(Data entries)
==================================================

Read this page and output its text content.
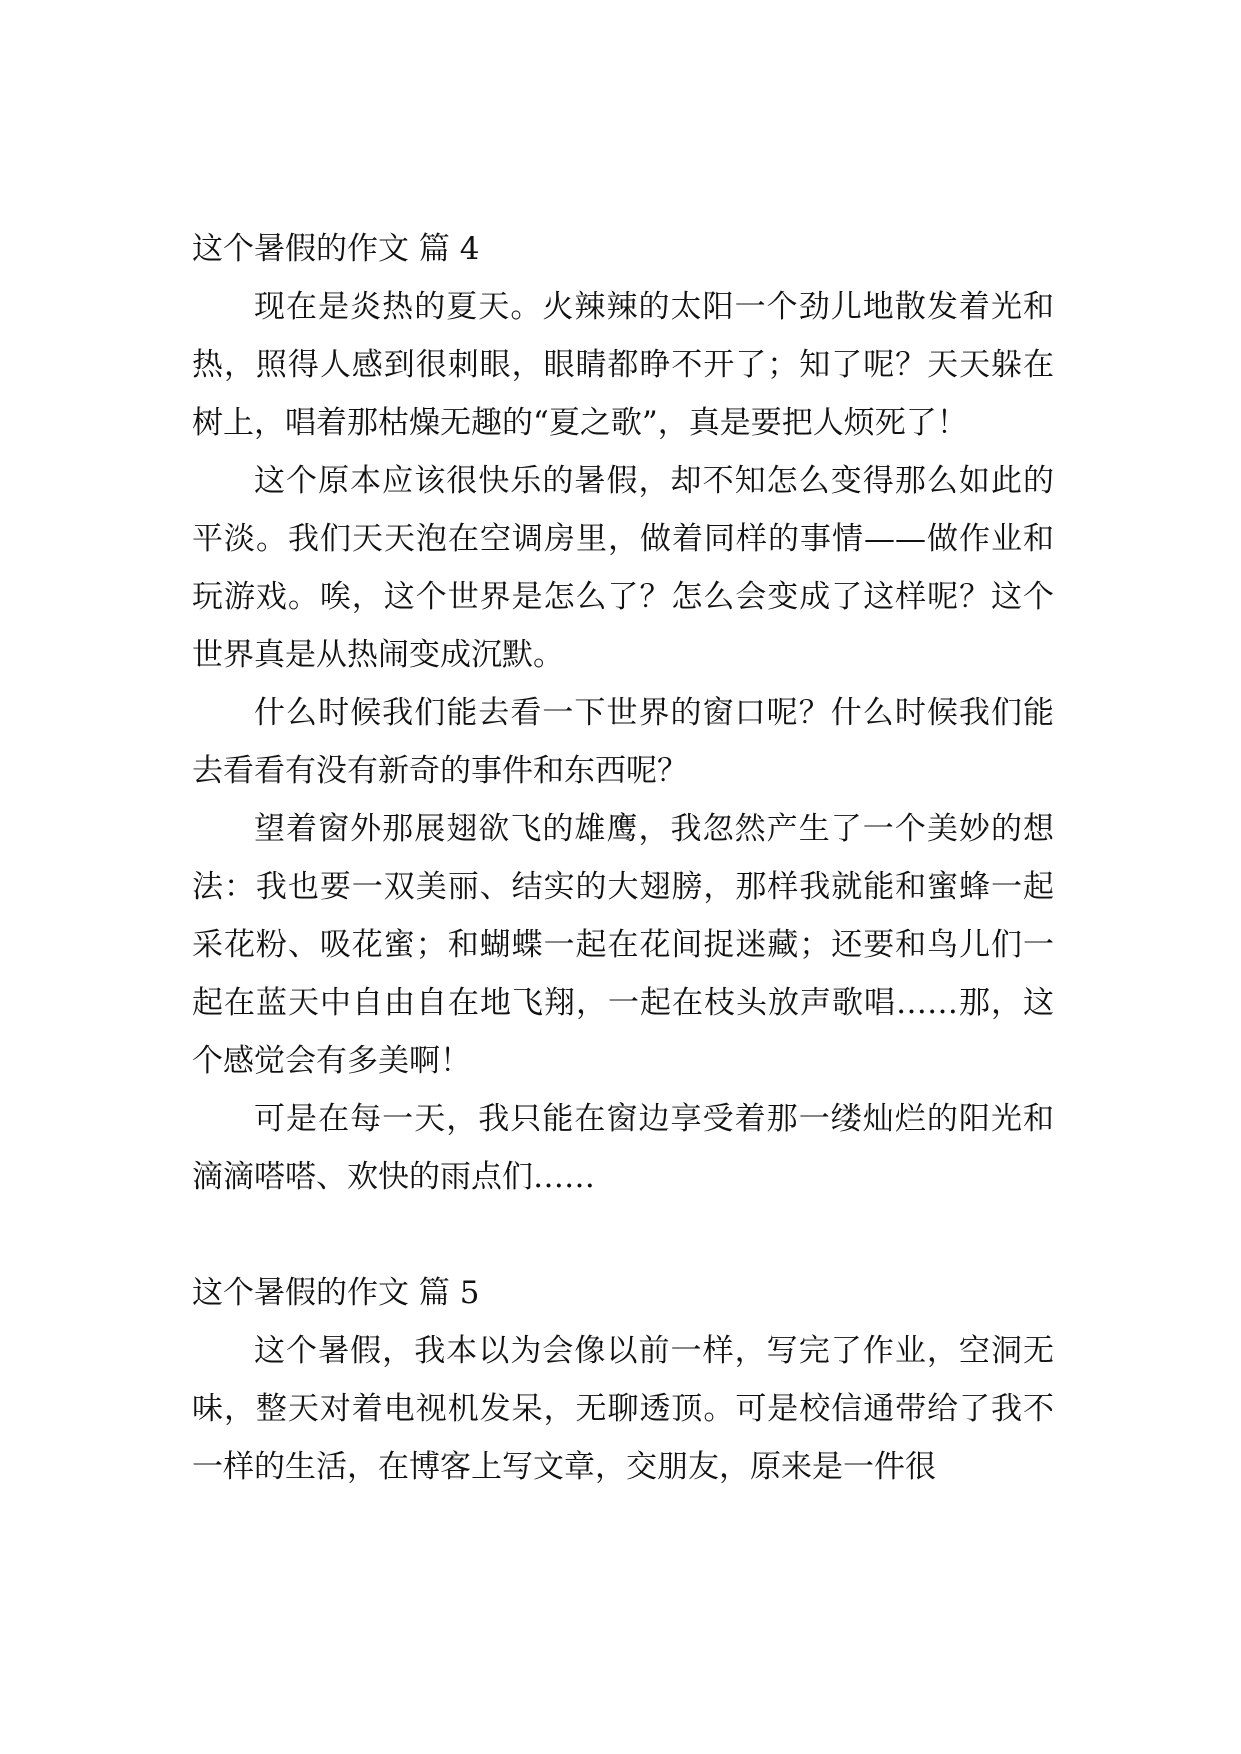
这个暑假的作文 篇 4

现在是炎热的夏天。火辣辣的太阳一个劲儿地散发着光和热，照得人感到很刺眼，眼睛都睁不开了；知了呢？天天躲在树上，唱着那枯燥无趣的“夏之歌”，真是要把人烦死了！

这个原本应该很快乐的暑假，却不知怎么变得那么如此的平淡。我们天天泡在空调房里，做着同样的事情——做作业和玩游戏。唉，这个世界是怎么了？怎么会变成了这样呢？这个世界真是从热闹变成沉默。

什么时候我们能去看一下世界的窗口呢？什么时候我们能去看看有没有新奇的事件和东西呢？

望着窗外那展翅欲飞的雄鹰，我忽然产生了一个美妙的想法：我也要一双美丽、结实的大翅膀，那样我就能和蜜蜂一起采花粉、吸花蜜；和蝴蝶一起在花间捉迷藏；还要和鸟儿们一起在蓝天中自由自在地飞翔，一起在枝头放声歌唱……那，这个感觉会有多美啊！

可是在每一天，我只能在窗边享受着那一缕灿烂的阳光和滴滴嗒嗒、欢快的雨点们……

这个暑假的作文 篇 5

这个暑假，我本以为会像以前一样，写完了作业，空洞无味，整天对着电视机发呆，无聊透顶。可是校信通带给了我不一样的生活，在博客上写文章，交朋友，原来是一件很
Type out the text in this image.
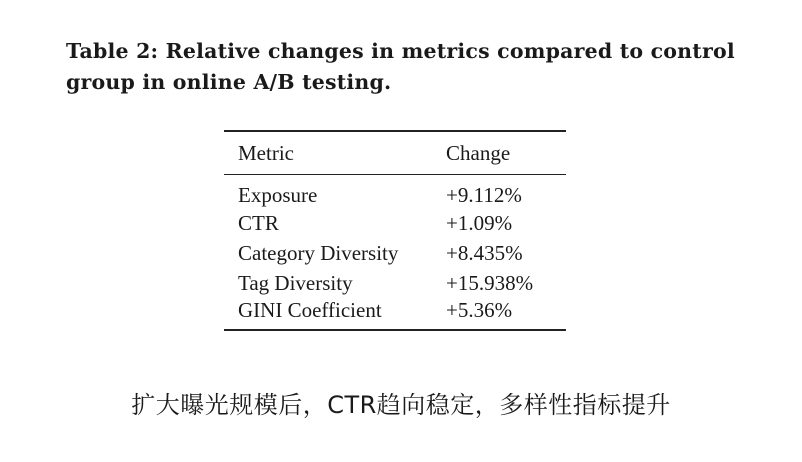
Table 2: Relative changes in metrics compared to control group in online A/B testing.

Metric	Change
Exposure	+9.112%
CTR	+1.09%
Category Diversity	+8.435%
Tag Diversity	+15.938%
GINI Coefficient	+5.36%
扩大曝光规模后，CTR趋向稳定，多样性指标提升
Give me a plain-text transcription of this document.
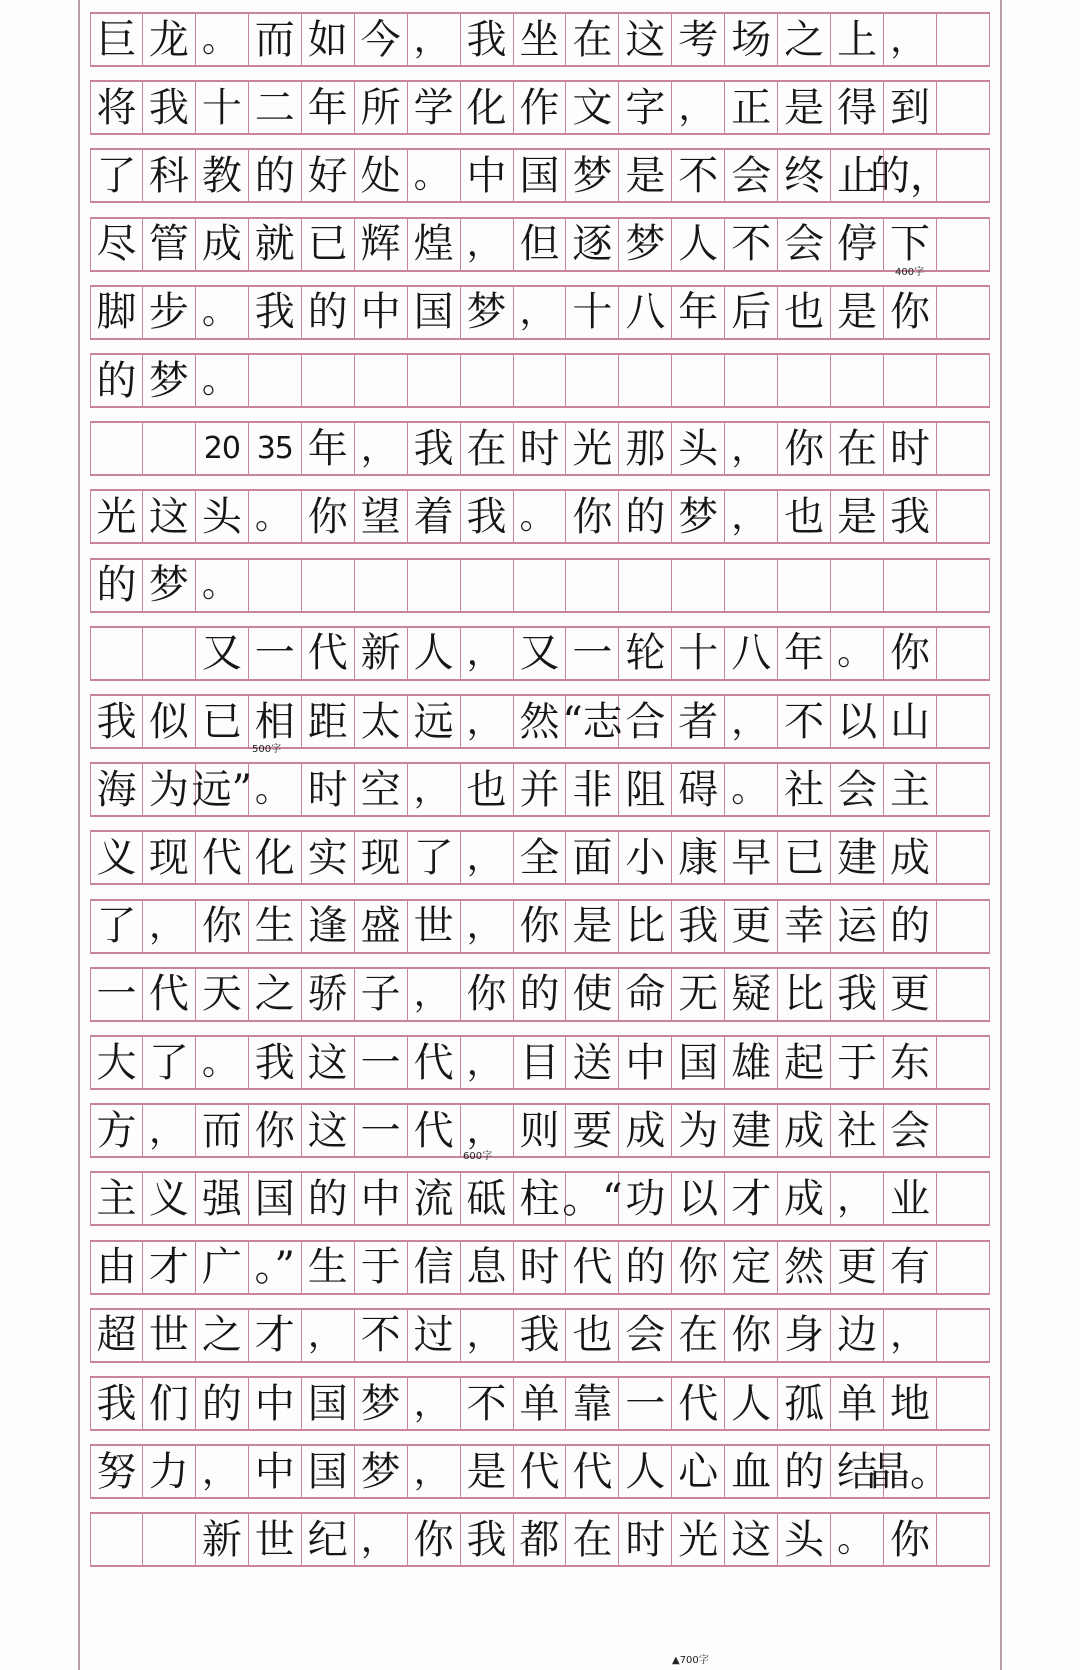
巨 龙 。 而 如 今 ， 我 坐 在 这 考 场 之 上 ，
将 我 十 二 年 所 学 化 作 文 字 ， 正 是 得 到
了 科 教 的 好 处 。 中 国 梦 是 不 会 终 止
的，
尽 管 成 就 已 辉 煌 ， 但 逐 梦 人 不 会 停 下
脚 步 。 我 的 中 国 梦 ， 十 八 年 后 也 是 你
的 梦 。
20 35 年 ， 我 在 时 光 那 头 ， 你 在 时
光 这 头 。 你 望 着 我 。 你 的 梦 ， 也 是 我
的 梦 。
又 一 代 新 人 ， 又 一 轮 十 八 年 。 你
我 似 已 相 距 太 远 ， 然 “志 合 者 ， 不 以 山
海 为 远” 。 时 空 ， 也 并 非 阻 碍 。 社 会 主
义 现 代 化 实 现 了 ， 全 面 小 康 早 已 建 成
了 ， 你 生 逢 盛 世 ， 你 是 比 我 更 幸 运 的
一 代 天 之 骄 子 ， 你 的 使 命 无 疑 比 我 更
大 了 。 我 这 一 代 ， 目 送 中 国 雄 起 于 东
方 ， 而 你 这 一 代 ， 则 要 成 为 建 成 社 会
主 义 强 国 的 中 流 砥 柱 。“ 功 以 才 成 ， 业
由 才 广 。” 生 于 信 息 时 代 的 你 定 然 更 有
超 世 之 才 ， 不 过 ， 我 也 会 在 你 身 边 ，
我 们 的 中 国 梦 ， 不 单 靠 一 代 人 孤 单 地
努 力 ， 中 国 梦 ， 是 代 代 人 心 血 的 结
晶。
新 世 纪 ， 你 我 都 在 时 光 这 头 。 你
400字
500字
600字
▲700字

==================================================

Repeat the listing above exactly, with no pictures.

• _Answer to the problem_
Read this page and output its text content.
这个暑假的作文 篇 4

现在是炎热的夏天。火辣辣的太阳一个劲儿地散发着光和热，照得人感到很刺眼，眼睛都睁不开了；知了呢？天天躲在树上，唱着那枯燥无趣的“夏之歌”，真是要把人烦死了！

这个原本应该很快乐的暑假，却不知怎么变得那么如此的平淡。我们天天泡在空调房里，做着同样的事情——做作业和玩游戏。唉，这个世界是怎么了？怎么会变成了这样呢？这个世界真是从热闹变成沉默。

什么时候我们能去看一下世界的窗口呢？什么时候我们能去看看有没有新奇的事件和东西呢？

望着窗外那展翅欲飞的雄鹰，我忽然产生了一个美妙的想法：我也要一双美丽、结实的大翅膀，那样我就能和蜜蜂一起采花粉、吸花蜜；和蝴蝶一起在花间捉迷藏；还要和鸟儿们一起在蓝天中自由自在地飞翔，一起在枝头放声歌唱……那，这个感觉会有多美啊！

可是在每一天，我只能在窗边享受着那一缕灿烂的阳光和滴滴嗒嗒、欢快的雨点们……

这个暑假的作文 篇 5

这个暑假，我本以为会像以前一样，写完了作业，空洞无味，整天对着电视机发呆，无聊透顶。可是校信通带给了我不一样的生活，在博客上写文章，交朋友，原来是一件很
Type out the text in this image.
Table 2: Relative changes in metrics compared to control group in online A/B testing.

Metric	Change
Exposure	+9.112%
CTR	+1.09%
Category Diversity	+8.435%
Tag Diversity	+15.938%
GINI Coefficient	+5.36%
扩大曝光规模后，CTR趋向稳定，多样性指标提升
Give me a plain-text transcription of this document.
巨 龙 。 而 如 今 ， 我 坐 在 这 考 场 之 上 ，
将 我 十 二 年 所 学 化 作 文 字 ， 正 是 得 到
了 科 教 的 好 处 。 中 国 梦 是 不 会 终 止
的，
尽 管 成 就 已 辉 煌 ， 但 逐 梦 人 不 会 停 下
脚 步 。 我 的 中 国 梦 ， 十 八 年 后 也 是 你
的 梦 。
20 35 年 ， 我 在 时 光 那 头 ， 你 在 时
光 这 头 。 你 望 着 我 。 你 的 梦 ， 也 是 我
的 梦 。
又 一 代 新 人 ， 又 一 轮 十 八 年 。 你
我 似 已 相 距 太 远 ， 然 “志 合 者 ， 不 以 山
海 为 远” 。 时 空 ， 也 并 非 阻 碍 。 社 会 主
义 现 代 化 实 现 了 ， 全 面 小 康 早 已 建 成
了 ， 你 生 逢 盛 世 ， 你 是 比 我 更 幸 运 的
一 代 天 之 骄 子 ， 你 的 使 命 无 疑 比 我 更
大 了 。 我 这 一 代 ， 目 送 中 国 雄 起 于 东
方 ， 而 你 这 一 代 ， 则 要 成 为 建 成 社 会
主 义 强 国 的 中 流 砥 柱 。“ 功 以 才 成 ， 业
由 才 广 。” 生 于 信 息 时 代 的 你 定 然 更 有
超 世 之 才 ， 不 过 ， 我 也 会 在 你 身 边 ，
我 们 的 中 国 梦 ， 不 单 靠 一 代 人 孤 单 地
努 力 ， 中 国 梦 ， 是 代 代 人 心 血 的 结
晶。
新 世 纪 ， 你 我 都 在 时 光 这 头 。 你
400字
500字
600字
▲700字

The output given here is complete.